═════ Data to process

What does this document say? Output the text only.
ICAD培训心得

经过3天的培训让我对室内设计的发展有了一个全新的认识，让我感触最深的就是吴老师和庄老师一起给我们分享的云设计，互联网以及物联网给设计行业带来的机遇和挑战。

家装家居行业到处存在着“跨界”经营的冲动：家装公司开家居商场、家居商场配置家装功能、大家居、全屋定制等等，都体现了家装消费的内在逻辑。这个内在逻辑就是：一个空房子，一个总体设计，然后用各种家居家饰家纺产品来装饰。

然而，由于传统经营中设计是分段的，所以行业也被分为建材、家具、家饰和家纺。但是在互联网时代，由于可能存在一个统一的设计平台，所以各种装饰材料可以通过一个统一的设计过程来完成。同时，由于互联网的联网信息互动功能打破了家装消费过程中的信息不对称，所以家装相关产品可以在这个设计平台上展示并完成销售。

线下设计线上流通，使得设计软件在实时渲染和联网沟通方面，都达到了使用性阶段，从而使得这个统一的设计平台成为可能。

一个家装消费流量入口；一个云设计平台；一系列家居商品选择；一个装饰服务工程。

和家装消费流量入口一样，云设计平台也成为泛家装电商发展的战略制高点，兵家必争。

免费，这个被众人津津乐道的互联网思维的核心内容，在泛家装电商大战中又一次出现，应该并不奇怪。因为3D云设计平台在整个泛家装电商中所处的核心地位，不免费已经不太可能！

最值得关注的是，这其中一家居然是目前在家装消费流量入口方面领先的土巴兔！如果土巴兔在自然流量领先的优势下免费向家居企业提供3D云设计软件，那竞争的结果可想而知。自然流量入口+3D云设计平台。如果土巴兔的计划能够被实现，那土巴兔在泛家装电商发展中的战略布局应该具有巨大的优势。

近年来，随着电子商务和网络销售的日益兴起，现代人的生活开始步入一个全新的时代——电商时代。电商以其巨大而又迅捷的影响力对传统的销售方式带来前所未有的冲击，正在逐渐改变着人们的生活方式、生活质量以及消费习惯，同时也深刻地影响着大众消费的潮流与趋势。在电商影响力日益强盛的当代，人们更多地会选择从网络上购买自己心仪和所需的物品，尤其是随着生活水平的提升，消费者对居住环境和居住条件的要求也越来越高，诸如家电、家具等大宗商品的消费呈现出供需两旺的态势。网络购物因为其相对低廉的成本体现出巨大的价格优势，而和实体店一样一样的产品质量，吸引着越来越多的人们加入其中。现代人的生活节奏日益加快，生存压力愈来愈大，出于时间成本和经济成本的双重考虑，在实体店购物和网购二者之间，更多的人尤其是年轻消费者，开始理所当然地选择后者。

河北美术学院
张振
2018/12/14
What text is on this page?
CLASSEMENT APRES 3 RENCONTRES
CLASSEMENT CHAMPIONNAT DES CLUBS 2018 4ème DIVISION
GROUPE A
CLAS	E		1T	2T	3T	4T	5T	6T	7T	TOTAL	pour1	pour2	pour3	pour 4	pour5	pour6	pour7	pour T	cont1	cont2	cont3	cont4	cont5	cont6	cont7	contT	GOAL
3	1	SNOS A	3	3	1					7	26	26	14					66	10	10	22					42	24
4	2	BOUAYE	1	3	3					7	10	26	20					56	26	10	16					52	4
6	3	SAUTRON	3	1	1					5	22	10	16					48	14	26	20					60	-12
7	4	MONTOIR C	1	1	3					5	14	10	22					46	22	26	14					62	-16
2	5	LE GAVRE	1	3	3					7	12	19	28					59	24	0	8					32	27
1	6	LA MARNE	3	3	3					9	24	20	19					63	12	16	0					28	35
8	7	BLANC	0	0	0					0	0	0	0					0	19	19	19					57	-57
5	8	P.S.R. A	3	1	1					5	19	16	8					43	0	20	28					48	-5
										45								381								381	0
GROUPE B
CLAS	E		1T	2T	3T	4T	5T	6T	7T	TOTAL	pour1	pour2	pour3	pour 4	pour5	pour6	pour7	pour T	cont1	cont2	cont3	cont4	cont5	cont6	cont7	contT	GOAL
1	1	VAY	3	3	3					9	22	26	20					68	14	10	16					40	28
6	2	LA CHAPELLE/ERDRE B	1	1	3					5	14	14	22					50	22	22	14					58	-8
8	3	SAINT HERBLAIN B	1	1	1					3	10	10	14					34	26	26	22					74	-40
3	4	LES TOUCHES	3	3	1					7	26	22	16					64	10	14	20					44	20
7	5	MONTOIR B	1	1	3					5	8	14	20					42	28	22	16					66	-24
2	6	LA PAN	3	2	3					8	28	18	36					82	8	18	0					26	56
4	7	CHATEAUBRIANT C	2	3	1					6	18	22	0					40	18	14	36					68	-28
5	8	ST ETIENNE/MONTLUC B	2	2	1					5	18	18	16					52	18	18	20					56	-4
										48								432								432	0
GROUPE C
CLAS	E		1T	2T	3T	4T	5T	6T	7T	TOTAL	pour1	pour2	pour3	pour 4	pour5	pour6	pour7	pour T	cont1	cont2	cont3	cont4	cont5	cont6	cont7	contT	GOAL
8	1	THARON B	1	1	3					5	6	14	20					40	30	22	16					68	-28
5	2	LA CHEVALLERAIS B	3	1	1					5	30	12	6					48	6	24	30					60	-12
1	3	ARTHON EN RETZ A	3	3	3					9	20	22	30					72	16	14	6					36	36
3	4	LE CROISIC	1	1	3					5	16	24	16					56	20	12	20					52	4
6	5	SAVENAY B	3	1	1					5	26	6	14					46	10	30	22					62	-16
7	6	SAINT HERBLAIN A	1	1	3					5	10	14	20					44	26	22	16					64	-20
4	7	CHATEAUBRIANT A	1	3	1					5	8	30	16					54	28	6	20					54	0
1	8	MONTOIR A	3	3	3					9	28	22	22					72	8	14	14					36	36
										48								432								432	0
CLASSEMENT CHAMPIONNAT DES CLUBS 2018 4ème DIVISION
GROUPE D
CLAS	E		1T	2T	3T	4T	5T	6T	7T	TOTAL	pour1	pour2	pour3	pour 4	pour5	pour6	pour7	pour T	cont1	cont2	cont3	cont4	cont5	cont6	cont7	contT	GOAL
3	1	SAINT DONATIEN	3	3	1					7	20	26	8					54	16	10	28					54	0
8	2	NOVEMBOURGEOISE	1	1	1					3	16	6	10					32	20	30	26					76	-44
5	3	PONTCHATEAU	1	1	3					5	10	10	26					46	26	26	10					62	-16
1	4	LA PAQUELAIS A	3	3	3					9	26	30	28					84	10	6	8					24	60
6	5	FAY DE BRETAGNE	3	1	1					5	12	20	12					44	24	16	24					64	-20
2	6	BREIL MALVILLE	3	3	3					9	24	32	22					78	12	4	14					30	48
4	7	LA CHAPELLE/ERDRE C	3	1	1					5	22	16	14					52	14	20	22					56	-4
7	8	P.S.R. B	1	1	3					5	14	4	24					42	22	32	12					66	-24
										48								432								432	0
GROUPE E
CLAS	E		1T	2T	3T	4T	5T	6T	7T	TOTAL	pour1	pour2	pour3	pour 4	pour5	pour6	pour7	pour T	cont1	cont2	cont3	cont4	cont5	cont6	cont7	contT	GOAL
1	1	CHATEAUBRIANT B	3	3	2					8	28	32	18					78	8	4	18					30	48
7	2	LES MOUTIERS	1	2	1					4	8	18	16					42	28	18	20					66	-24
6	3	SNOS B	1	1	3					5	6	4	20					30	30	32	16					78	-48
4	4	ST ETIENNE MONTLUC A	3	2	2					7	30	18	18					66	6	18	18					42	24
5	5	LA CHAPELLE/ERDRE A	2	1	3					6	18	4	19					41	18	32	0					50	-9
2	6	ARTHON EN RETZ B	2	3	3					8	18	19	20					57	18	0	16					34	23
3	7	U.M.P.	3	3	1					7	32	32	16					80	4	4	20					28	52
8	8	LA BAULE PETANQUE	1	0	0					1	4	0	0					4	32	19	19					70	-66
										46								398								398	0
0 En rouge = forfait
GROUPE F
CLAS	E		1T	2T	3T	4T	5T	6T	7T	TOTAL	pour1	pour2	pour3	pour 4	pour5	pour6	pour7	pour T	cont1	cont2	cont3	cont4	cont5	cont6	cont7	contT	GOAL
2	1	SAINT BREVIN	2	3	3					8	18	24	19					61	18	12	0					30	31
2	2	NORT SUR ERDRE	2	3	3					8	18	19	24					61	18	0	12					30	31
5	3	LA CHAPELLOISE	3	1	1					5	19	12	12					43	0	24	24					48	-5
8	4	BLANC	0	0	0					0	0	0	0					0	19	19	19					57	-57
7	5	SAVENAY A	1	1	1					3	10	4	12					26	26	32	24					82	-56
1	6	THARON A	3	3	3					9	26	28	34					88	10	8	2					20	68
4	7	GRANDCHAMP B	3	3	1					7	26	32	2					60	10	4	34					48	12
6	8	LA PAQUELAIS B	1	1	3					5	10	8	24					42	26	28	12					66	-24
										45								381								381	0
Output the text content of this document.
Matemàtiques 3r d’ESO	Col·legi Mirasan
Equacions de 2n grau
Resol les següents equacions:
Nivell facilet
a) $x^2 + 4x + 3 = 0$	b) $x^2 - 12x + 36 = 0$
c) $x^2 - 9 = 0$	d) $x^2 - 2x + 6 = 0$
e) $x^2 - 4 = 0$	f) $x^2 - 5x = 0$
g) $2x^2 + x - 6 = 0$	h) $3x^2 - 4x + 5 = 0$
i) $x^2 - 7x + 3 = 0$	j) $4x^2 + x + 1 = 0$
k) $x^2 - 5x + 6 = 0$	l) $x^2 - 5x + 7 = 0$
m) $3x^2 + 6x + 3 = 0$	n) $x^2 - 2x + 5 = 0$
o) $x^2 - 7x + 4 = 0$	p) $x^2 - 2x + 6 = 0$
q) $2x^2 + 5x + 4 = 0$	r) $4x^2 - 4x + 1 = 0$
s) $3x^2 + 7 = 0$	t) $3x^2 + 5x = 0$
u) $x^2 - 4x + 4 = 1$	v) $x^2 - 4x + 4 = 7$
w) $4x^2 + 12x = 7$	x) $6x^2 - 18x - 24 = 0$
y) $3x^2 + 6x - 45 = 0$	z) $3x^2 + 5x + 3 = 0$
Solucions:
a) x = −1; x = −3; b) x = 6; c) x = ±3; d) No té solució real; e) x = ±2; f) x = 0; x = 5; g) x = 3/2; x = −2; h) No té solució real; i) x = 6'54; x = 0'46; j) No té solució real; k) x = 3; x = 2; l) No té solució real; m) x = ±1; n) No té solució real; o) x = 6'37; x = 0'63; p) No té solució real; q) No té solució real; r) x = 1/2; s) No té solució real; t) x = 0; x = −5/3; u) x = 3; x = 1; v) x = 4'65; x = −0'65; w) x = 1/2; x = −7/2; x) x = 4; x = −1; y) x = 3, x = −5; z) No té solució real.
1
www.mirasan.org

══════════

Written request: Your task is to write out the lines from the one with "Output the text content of this document." through the end of the records, exactly and with nothing added.

Correct response:
Output the text content of this document.
Matemàtiques 3r d’ESO	Col·legi Mirasan
Equacions de 2n grau
Resol les següents equacions:
Nivell facilet
a) $x^2 + 4x + 3 = 0$	b) $x^2 - 12x + 36 = 0$
c) $x^2 - 9 = 0$	d) $x^2 - 2x + 6 = 0$
e) $x^2 - 4 = 0$	f) $x^2 - 5x = 0$
g) $2x^2 + x - 6 = 0$	h) $3x^2 - 4x + 5 = 0$
i) $x^2 - 7x + 3 = 0$	j) $4x^2 + x + 1 = 0$
k) $x^2 - 5x + 6 = 0$	l) $x^2 - 5x + 7 = 0$
m) $3x^2 + 6x + 3 = 0$	n) $x^2 - 2x + 5 = 0$
o) $x^2 - 7x + 4 = 0$	p) $x^2 - 2x + 6 = 0$
q) $2x^2 + 5x + 4 = 0$	r) $4x^2 - 4x + 1 = 0$
s) $3x^2 + 7 = 0$	t) $3x^2 + 5x = 0$
u) $x^2 - 4x + 4 = 1$	v) $x^2 - 4x + 4 = 7$
w) $4x^2 + 12x = 7$	x) $6x^2 - 18x - 24 = 0$
y) $3x^2 + 6x - 45 = 0$	z) $3x^2 + 5x + 3 = 0$
Solucions:
a) x = −1; x = −3; b) x = 6; c) x = ±3; d) No té solució real; e) x = ±2; f) x = 0; x = 5; g) x = 3/2; x = −2; h) No té solució real; i) x = 6'54; x = 0'46; j) No té solució real; k) x = 3; x = 2; l) No té solució real; m) x = ±1; n) No té solució real; o) x = 6'37; x = 0'63; p) No té solució real; q) No té solució real; r) x = 1/2; s) No té solució real; t) x = 0; x = −5/3; u) x = 3; x = 1; v) x = 4'65; x = −0'65; w) x = 1/2; x = −7/2; x) x = 4; x = −1; y) x = 3, x = −5; z) No té solució real.
1
www.mirasan.org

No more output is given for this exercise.